### [WHAT TO WORK ON]
Set the data down again, exactly as it reads, but without the pictures.

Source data

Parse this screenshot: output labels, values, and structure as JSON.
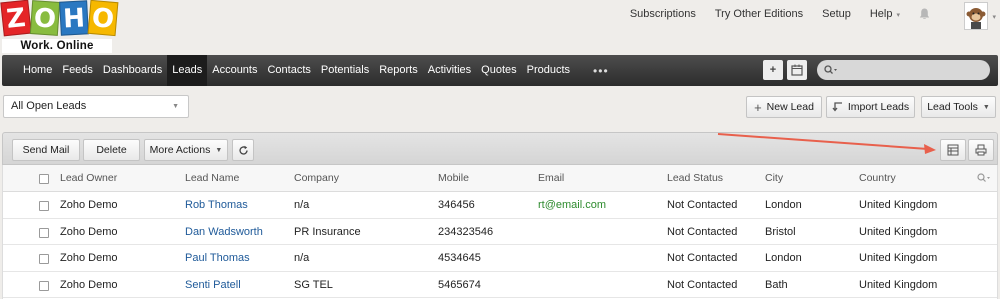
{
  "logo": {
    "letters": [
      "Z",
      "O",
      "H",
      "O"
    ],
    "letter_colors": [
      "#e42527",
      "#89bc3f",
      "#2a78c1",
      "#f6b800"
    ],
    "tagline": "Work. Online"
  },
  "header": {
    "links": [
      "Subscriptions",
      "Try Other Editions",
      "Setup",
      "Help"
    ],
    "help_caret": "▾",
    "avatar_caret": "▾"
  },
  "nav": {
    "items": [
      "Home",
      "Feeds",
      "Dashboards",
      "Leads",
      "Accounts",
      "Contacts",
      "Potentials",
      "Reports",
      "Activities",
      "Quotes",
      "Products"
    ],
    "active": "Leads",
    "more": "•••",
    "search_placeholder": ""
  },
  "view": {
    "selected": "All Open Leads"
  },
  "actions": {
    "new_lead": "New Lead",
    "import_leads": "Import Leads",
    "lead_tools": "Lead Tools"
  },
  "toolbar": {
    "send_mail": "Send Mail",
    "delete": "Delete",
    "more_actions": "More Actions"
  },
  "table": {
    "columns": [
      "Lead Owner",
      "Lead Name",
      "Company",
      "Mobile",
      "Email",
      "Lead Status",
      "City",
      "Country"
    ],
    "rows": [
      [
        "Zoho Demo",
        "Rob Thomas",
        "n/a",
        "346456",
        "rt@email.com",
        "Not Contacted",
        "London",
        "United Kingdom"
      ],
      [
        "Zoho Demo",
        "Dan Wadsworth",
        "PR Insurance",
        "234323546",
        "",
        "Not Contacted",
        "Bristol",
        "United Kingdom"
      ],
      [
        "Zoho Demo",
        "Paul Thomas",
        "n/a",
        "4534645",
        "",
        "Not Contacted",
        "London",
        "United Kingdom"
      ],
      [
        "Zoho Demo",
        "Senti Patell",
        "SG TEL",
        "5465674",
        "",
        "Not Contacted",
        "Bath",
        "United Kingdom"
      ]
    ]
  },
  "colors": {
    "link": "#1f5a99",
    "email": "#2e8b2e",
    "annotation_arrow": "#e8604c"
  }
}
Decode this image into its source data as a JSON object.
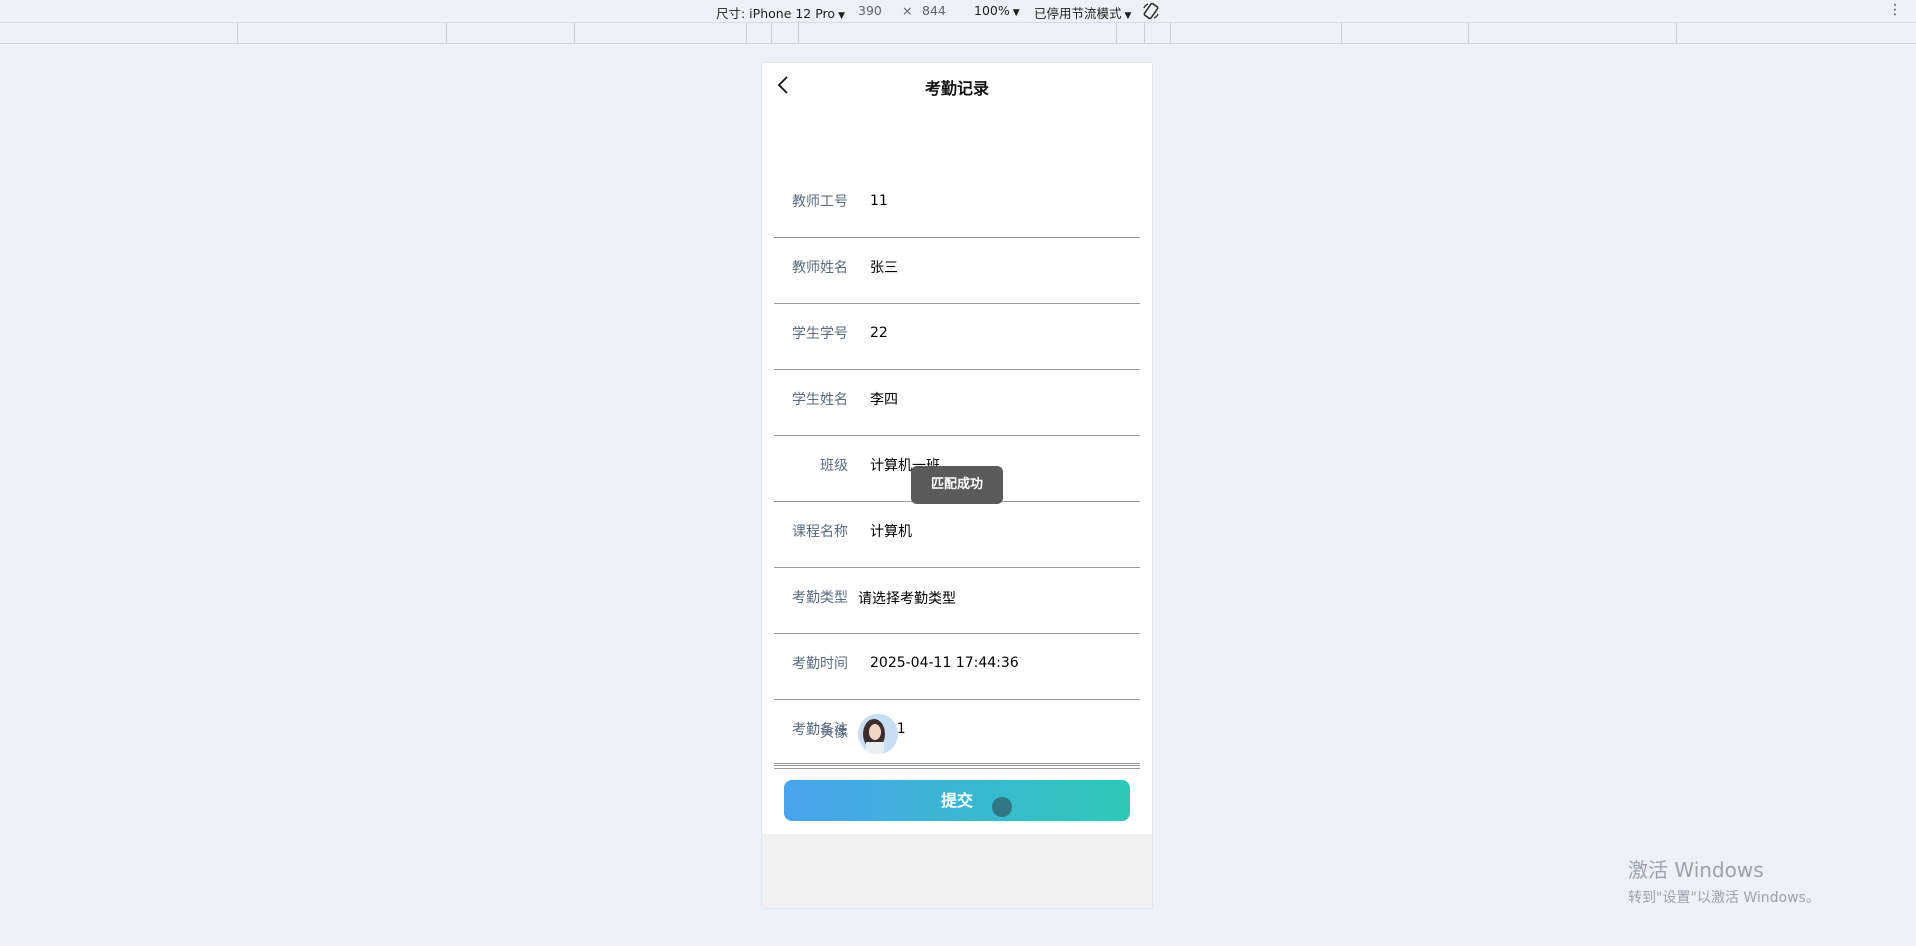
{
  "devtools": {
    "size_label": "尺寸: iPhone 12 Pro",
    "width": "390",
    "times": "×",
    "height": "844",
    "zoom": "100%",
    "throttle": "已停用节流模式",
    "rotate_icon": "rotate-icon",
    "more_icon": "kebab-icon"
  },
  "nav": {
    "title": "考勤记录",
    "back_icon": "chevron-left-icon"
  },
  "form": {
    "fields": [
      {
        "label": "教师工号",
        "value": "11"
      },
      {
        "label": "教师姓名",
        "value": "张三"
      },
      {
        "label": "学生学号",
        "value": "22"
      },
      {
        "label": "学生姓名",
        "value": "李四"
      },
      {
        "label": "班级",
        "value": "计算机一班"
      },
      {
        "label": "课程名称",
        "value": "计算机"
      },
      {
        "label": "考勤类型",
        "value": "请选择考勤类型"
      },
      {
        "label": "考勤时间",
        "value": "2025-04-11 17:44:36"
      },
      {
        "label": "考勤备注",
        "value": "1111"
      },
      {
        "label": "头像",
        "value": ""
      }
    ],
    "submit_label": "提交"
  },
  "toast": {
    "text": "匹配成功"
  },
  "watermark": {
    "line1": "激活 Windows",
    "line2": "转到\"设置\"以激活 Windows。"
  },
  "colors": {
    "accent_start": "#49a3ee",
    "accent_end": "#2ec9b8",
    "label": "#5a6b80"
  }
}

### [TASK ANSWER]
Parse this screenshot: output labels, values, and structure as JSON.
{
  "logo": {
    "letters": [
      "Z",
      "O",
      "H",
      "O"
    ],
    "letter_colors": [
      "#e42527",
      "#89bc3f",
      "#2a78c1",
      "#f6b800"
    ],
    "tagline": "Work. Online"
  },
  "header": {
    "links": [
      "Subscriptions",
      "Try Other Editions",
      "Setup",
      "Help"
    ],
    "help_caret": "▾",
    "avatar_caret": "▾"
  },
  "nav": {
    "items": [
      "Home",
      "Feeds",
      "Dashboards",
      "Leads",
      "Accounts",
      "Contacts",
      "Potentials",
      "Reports",
      "Activities",
      "Quotes",
      "Products"
    ],
    "active": "Leads",
    "more": "•••",
    "search_placeholder": ""
  },
  "view": {
    "selected": "All Open Leads"
  },
  "actions": {
    "new_lead": "New Lead",
    "import_leads": "Import Leads",
    "lead_tools": "Lead Tools"
  },
  "toolbar": {
    "send_mail": "Send Mail",
    "delete": "Delete",
    "more_actions": "More Actions"
  },
  "table": {
    "columns": [
      "Lead Owner",
      "Lead Name",
      "Company",
      "Mobile",
      "Email",
      "Lead Status",
      "City",
      "Country"
    ],
    "rows": [
      [
        "Zoho Demo",
        "Rob Thomas",
        "n/a",
        "346456",
        "rt@email.com",
        "Not Contacted",
        "London",
        "United Kingdom"
      ],
      [
        "Zoho Demo",
        "Dan Wadsworth",
        "PR Insurance",
        "234323546",
        "",
        "Not Contacted",
        "Bristol",
        "United Kingdom"
      ],
      [
        "Zoho Demo",
        "Paul Thomas",
        "n/a",
        "4534645",
        "",
        "Not Contacted",
        "London",
        "United Kingdom"
      ],
      [
        "Zoho Demo",
        "Senti Patell",
        "SG TEL",
        "5465674",
        "",
        "Not Contacted",
        "Bath",
        "United Kingdom"
      ]
    ]
  },
  "colors": {
    "link": "#1f5a99",
    "email": "#2e8b2e",
    "annotation_arrow": "#e8604c"
  }
}
Decode this image into its source data as a JSON object.
{
  "devtools": {
    "size_label": "尺寸: iPhone 12 Pro",
    "width": "390",
    "times": "×",
    "height": "844",
    "zoom": "100%",
    "throttle": "已停用节流模式",
    "rotate_icon": "rotate-icon",
    "more_icon": "kebab-icon"
  },
  "nav": {
    "title": "考勤记录",
    "back_icon": "chevron-left-icon"
  },
  "form": {
    "fields": [
      {
        "label": "教师工号",
        "value": "11"
      },
      {
        "label": "教师姓名",
        "value": "张三"
      },
      {
        "label": "学生学号",
        "value": "22"
      },
      {
        "label": "学生姓名",
        "value": "李四"
      },
      {
        "label": "班级",
        "value": "计算机一班"
      },
      {
        "label": "课程名称",
        "value": "计算机"
      },
      {
        "label": "考勤类型",
        "value": "请选择考勤类型"
      },
      {
        "label": "考勤时间",
        "value": "2025-04-11 17:44:36"
      },
      {
        "label": "考勤备注",
        "value": "1111"
      },
      {
        "label": "头像",
        "value": ""
      }
    ],
    "submit_label": "提交"
  },
  "toast": {
    "text": "匹配成功"
  },
  "watermark": {
    "line1": "激活 Windows",
    "line2": "转到\"设置\"以激活 Windows。"
  },
  "colors": {
    "accent_start": "#49a3ee",
    "accent_end": "#2ec9b8",
    "label": "#5a6b80"
  }
}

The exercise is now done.